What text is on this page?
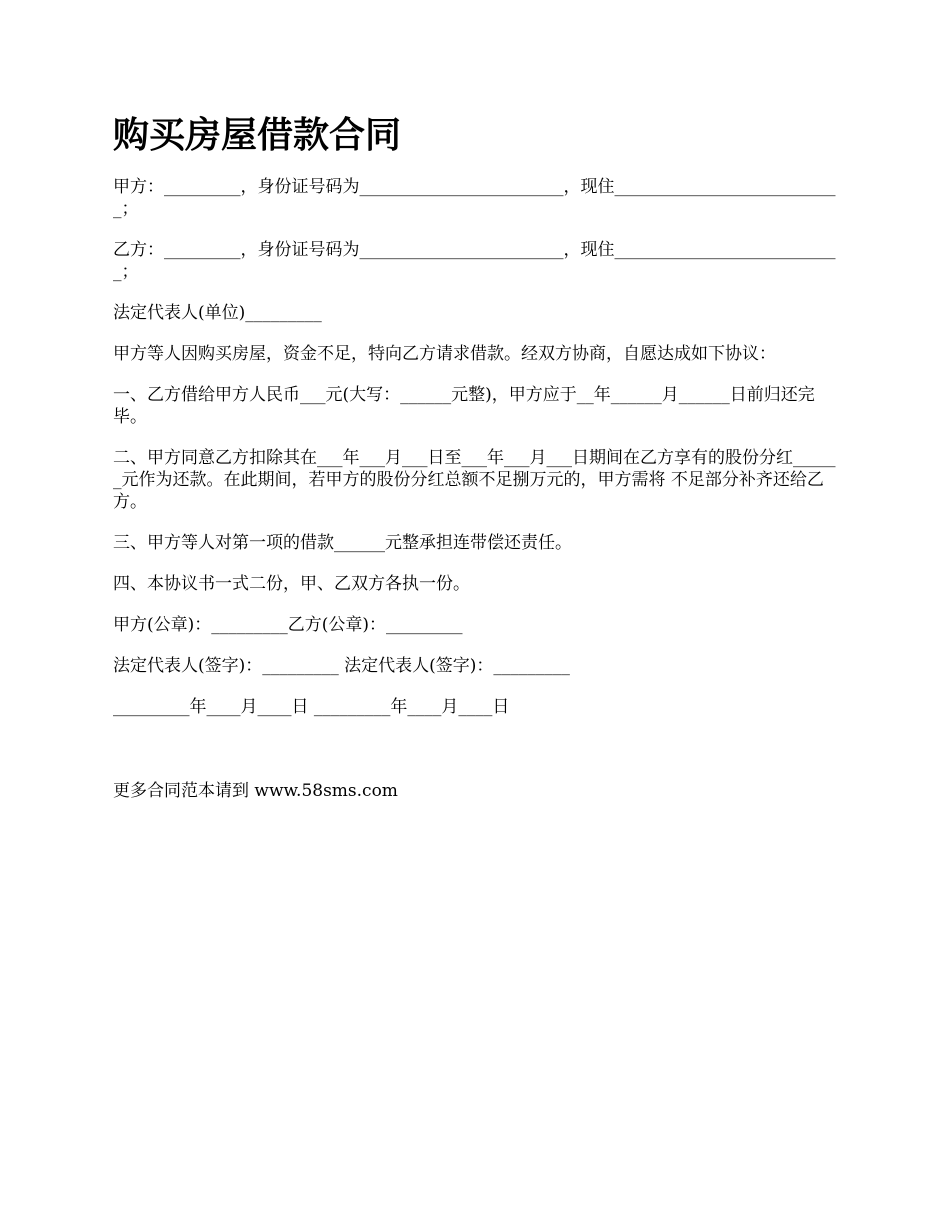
购买房屋借款合同

甲方：_________，身份证号码为________________________，现住___________________________；

乙方：_________，身份证号码为________________________，现住___________________________；

法定代表人(单位)_________

甲方等人因购买房屋，资金不足，特向乙方请求借款。经双方协商，自愿达成如下协议：

一、乙方借给甲方人民币___元(大写：______元整)，甲方应于__年______月______日前归还完毕。

二、甲方同意乙方扣除其在___年___月___日至___年___月___日期间在乙方享有的股份分红______元作为还款。在此期间，若甲方的股份分红总额不足捌万元的，甲方需将 不足部分补齐还给乙方。

三、甲方等人对第一项的借款______元整承担连带偿还责任。

四、本协议书一式二份，甲、乙双方各执一份。

甲方(公章)：_________乙方(公章)：_________

法定代表人(签字)：_________ 法定代表人(签字)：_________

_________年____月____日 _________年____月____日

更多合同范本请到 www.58sms.com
┄┄┄┄┄┄┄┄┄┄┄┄┄┄┄┄┄┄┄┄
• Stated goal:
Give the material again exactly as it is, but keep the pictures out.

• Complete answer:
What text is on this page?
购买房屋借款合同

甲方：_________，身份证号码为________________________，现住___________________________；

乙方：_________，身份证号码为________________________，现住___________________________；

法定代表人(单位)_________

甲方等人因购买房屋，资金不足，特向乙方请求借款。经双方协商，自愿达成如下协议：

一、乙方借给甲方人民币___元(大写：______元整)，甲方应于__年______月______日前归还完毕。

二、甲方同意乙方扣除其在___年___月___日至___年___月___日期间在乙方享有的股份分红______元作为还款。在此期间，若甲方的股份分红总额不足捌万元的，甲方需将 不足部分补齐还给乙方。

三、甲方等人对第一项的借款______元整承担连带偿还责任。

四、本协议书一式二份，甲、乙双方各执一份。

甲方(公章)：_________乙方(公章)：_________

法定代表人(签字)：_________ 法定代表人(签字)：_________

_________年____月____日 _________年____月____日

更多合同范本请到 www.58sms.com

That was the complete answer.